>> BEGIN

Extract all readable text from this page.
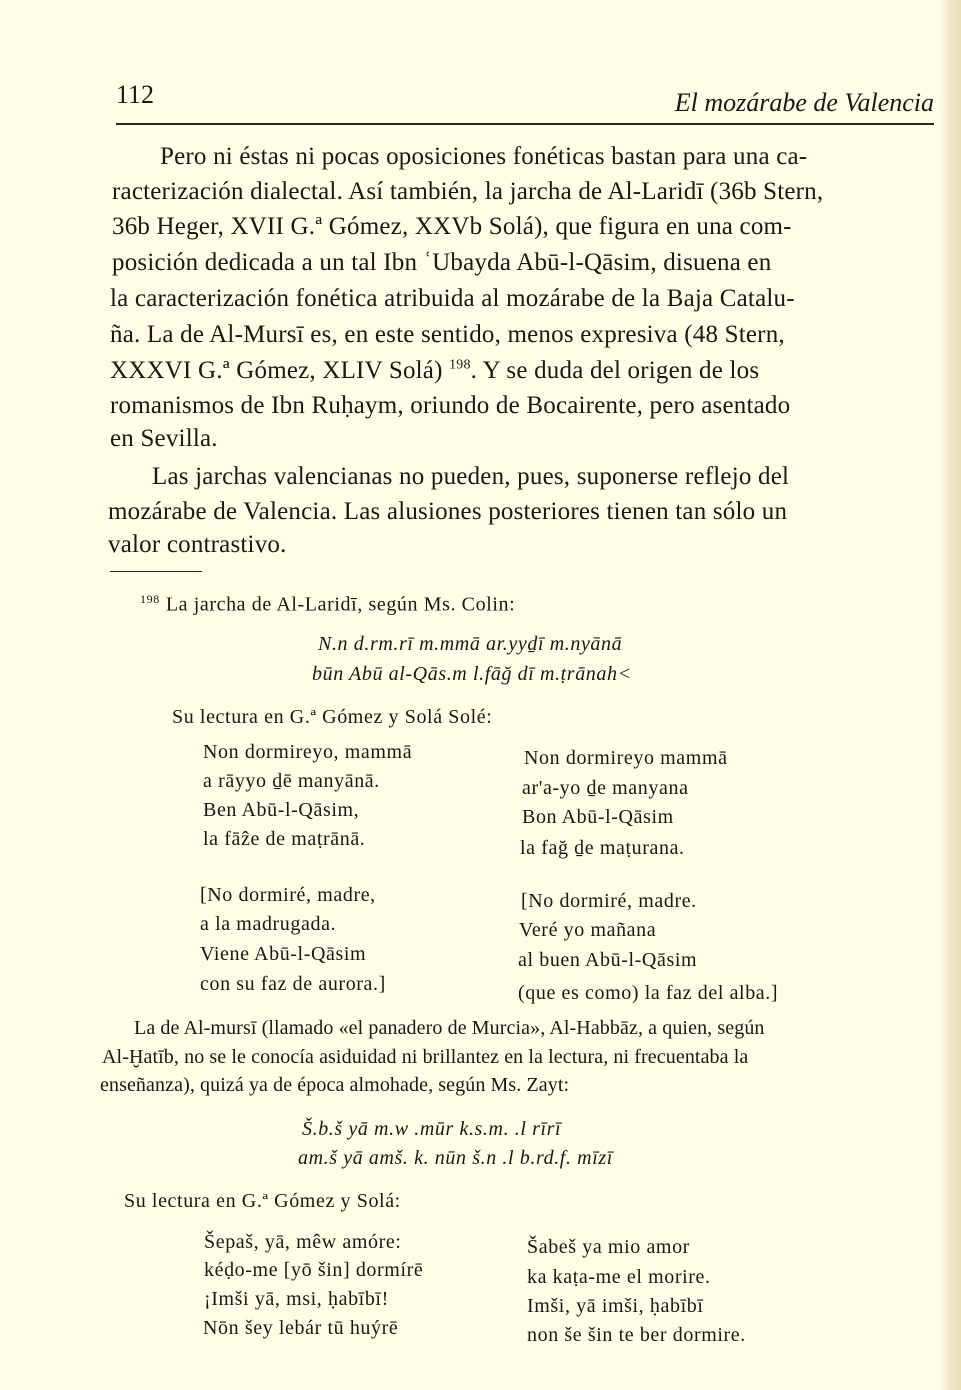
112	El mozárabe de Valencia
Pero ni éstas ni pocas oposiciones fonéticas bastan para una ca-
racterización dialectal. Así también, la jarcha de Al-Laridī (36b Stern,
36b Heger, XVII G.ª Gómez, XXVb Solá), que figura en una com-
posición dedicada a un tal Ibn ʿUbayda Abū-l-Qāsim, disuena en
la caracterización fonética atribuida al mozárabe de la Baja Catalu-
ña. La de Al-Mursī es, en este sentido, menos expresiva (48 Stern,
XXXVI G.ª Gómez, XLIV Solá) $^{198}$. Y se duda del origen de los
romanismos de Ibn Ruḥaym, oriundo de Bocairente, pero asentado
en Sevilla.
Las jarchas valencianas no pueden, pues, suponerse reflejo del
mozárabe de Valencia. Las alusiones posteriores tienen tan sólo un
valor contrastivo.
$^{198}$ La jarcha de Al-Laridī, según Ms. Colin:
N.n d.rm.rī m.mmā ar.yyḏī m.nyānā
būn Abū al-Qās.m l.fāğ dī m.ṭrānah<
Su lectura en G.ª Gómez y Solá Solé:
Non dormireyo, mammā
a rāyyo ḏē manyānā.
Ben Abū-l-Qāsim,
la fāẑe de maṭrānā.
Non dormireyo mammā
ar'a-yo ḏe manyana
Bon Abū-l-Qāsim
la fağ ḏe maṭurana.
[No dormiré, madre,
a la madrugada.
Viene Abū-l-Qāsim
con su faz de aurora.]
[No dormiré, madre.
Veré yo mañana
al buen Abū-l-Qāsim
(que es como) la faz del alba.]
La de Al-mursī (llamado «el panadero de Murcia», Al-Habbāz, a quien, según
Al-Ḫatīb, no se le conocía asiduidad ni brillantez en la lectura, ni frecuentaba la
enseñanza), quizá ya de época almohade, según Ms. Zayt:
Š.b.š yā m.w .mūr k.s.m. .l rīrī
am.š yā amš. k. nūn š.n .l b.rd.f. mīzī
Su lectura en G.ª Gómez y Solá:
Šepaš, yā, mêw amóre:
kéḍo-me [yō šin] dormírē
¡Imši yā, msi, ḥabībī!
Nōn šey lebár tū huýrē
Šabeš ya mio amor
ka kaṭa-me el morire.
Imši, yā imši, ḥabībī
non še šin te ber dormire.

>> END
>> BEGIN

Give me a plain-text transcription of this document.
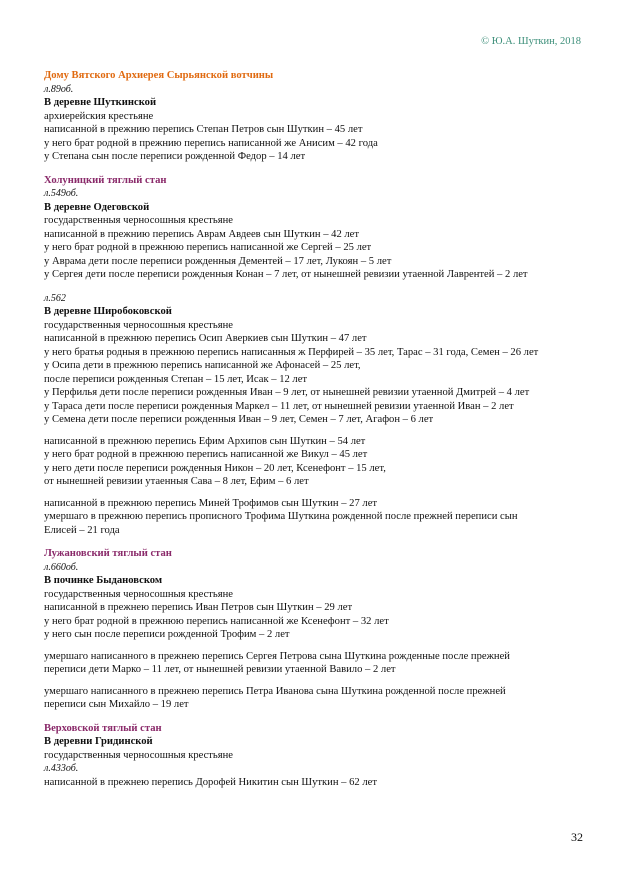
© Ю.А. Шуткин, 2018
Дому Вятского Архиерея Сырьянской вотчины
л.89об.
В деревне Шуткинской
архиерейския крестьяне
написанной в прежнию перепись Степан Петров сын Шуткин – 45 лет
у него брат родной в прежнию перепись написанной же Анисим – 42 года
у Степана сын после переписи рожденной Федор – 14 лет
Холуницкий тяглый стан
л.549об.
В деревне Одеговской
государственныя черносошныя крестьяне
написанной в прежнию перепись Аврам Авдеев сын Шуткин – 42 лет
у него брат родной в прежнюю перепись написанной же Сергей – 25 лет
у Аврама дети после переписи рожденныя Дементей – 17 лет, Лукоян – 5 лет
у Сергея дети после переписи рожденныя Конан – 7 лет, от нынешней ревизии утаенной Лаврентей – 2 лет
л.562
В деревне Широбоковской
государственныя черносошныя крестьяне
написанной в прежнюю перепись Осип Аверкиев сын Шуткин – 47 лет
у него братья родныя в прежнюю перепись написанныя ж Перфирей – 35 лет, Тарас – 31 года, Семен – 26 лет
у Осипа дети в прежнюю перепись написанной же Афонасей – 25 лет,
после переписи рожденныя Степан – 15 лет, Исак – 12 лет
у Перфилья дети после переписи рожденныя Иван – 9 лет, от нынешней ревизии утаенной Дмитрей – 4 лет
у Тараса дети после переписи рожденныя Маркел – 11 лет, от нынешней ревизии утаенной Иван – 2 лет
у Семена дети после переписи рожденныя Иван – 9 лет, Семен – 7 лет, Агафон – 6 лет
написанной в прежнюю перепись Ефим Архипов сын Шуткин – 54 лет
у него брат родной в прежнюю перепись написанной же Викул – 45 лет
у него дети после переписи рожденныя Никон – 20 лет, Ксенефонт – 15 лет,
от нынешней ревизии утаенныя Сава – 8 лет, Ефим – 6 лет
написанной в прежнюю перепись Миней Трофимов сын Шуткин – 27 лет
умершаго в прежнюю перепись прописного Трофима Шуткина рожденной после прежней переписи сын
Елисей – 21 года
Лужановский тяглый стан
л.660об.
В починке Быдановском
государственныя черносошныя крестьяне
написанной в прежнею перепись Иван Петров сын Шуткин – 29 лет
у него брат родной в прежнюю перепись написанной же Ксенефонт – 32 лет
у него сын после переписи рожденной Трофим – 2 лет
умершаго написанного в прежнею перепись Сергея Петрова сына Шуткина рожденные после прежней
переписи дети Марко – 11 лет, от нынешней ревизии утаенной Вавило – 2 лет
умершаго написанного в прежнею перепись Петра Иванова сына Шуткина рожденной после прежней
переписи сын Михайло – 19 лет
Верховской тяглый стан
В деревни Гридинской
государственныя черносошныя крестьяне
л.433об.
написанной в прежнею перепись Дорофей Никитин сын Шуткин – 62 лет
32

>> END

* What to produce *
Every line that holds the string "стан" should be returned.

* The reply *
Холуницкий тяглый стан
Лужановский тяглый стан
Верховской тяглый стан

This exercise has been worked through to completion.